Sua tarefa: Pode apresentar como lista numerada as linhas da listagem, do início até a linha que contém "tag 10: [24, 562, 370, 586]", inclusive, deixando de fora as linhas em branco?

□ □ □ □ □

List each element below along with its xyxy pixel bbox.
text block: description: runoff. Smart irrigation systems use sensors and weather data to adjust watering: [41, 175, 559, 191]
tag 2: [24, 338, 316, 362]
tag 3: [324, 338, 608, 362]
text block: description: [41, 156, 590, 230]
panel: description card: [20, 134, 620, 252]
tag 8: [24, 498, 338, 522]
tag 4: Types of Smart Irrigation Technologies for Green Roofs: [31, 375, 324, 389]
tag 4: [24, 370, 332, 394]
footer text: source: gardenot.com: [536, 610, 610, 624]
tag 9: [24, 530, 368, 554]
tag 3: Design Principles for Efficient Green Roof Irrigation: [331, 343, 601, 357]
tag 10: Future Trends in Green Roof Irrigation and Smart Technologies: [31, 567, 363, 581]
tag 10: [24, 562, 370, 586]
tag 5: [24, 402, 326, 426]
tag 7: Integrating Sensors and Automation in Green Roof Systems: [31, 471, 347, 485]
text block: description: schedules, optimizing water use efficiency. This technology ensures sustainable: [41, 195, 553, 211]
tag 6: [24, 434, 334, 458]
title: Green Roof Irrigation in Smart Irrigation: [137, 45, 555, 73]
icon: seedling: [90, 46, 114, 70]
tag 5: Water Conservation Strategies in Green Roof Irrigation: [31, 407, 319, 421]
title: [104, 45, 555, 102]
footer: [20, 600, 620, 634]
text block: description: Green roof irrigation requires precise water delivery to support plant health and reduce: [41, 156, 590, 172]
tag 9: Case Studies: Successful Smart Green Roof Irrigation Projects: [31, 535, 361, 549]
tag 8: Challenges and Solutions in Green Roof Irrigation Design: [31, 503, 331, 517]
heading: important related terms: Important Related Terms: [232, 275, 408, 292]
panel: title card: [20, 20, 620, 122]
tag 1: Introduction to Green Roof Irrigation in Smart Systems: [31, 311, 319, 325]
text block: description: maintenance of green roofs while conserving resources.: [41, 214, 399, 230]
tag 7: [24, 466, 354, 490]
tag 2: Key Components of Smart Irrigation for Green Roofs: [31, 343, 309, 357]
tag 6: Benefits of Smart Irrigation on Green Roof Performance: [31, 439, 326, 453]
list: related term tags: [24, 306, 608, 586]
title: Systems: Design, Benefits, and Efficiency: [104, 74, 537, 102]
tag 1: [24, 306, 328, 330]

□ □ □ □ □

Resultado da tarefa:
1. List each element below along with its xyxy pixel bbox.
2. text block: description: runoff. Smart irrigation systems use sensors and weather data to adjust watering: [41, 175, 559, 191]
3. tag 2: [24, 338, 316, 362]
4. tag 3: [324, 338, 608, 362]
5. text block: description: [41, 156, 590, 230]
6. panel: description card: [20, 134, 620, 252]
7. tag 8: [24, 498, 338, 522]
8. tag 4: Types of Smart Irrigation Technologies for Green Roofs: [31, 375, 324, 389]
9. tag 4: [24, 370, 332, 394]
10. footer text: source: gardenot.com: [536, 610, 610, 624]
11. tag 9: [24, 530, 368, 554]
12. tag 3: Design Principles for Efficient Green Roof Irrigation: [331, 343, 601, 357]
13. tag 10: Future Trends in Green Roof Irrigation and Smart Technologies: [31, 567, 363, 581]
14. tag 10: [24, 562, 370, 586]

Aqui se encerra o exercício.